- What you need to do
Below are records. Copy every line with "name" in it.

- Record list
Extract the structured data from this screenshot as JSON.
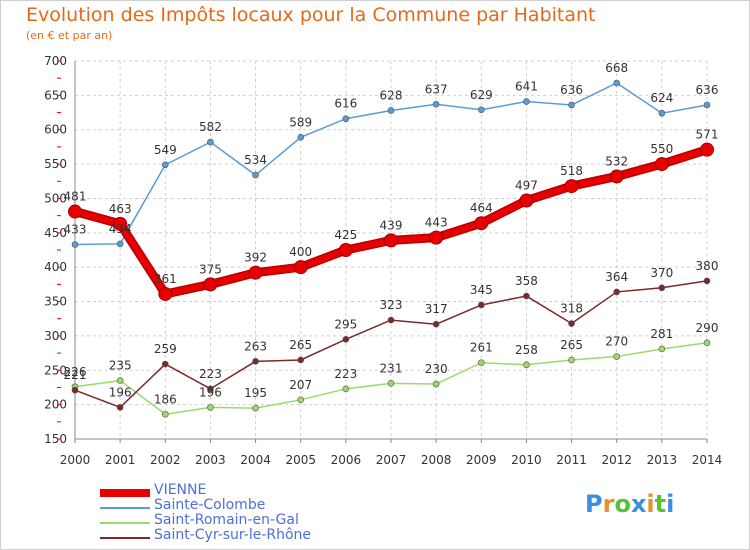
{
  "chart_data": {
    "type": "line",
    "title": "Evolution des Impôts locaux pour la Commune par Habitant",
    "subtitle": "(en € et par an)",
    "x": [
      "2000",
      "2001",
      "2002",
      "2003",
      "2004",
      "2005",
      "2006",
      "2007",
      "2008",
      "2009",
      "2010",
      "2011",
      "2012",
      "2013",
      "2014"
    ],
    "ylim": [
      150,
      700
    ],
    "yticks": [
      150,
      200,
      250,
      300,
      350,
      400,
      450,
      500,
      550,
      600,
      650,
      700
    ],
    "grid": true,
    "legend_position": "bottom-left",
    "series": [
      {
        "name": "VIENNE",
        "color": "#e80000",
        "values": [
          481,
          463,
          361,
          375,
          392,
          400,
          425,
          439,
          443,
          464,
          497,
          518,
          532,
          550,
          571
        ]
      },
      {
        "name": "Sainte-Colombe",
        "color": "#5b9bd5",
        "values": [
          433,
          434,
          549,
          582,
          534,
          589,
          616,
          628,
          637,
          629,
          641,
          636,
          668,
          624,
          636
        ]
      },
      {
        "name": "Saint-Romain-en-Gal",
        "color": "#9ada6a",
        "values": [
          226,
          235,
          186,
          196,
          195,
          207,
          223,
          231,
          230,
          261,
          258,
          265,
          270,
          281,
          290
        ]
      },
      {
        "name": "Saint-Cyr-sur-le-Rhône",
        "color": "#7a2a2a",
        "values": [
          221,
          196,
          259,
          223,
          263,
          265,
          295,
          323,
          317,
          345,
          358,
          318,
          364,
          370,
          380
        ]
      }
    ]
  },
  "logo": {
    "text": "Proxiti",
    "colors": [
      "#3d8ee0",
      "#e8922a",
      "#5cbf3a",
      "#3d8ee0",
      "#e8922a",
      "#5cbf3a",
      "#3d8ee0"
    ]
  }
}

- Answer for the task
        "name": "VIENNE",
        "name": "Sainte-Colombe",
        "name": "Saint-Romain-en-Gal",
        "name": "Saint-Cyr-sur-le-Rhône",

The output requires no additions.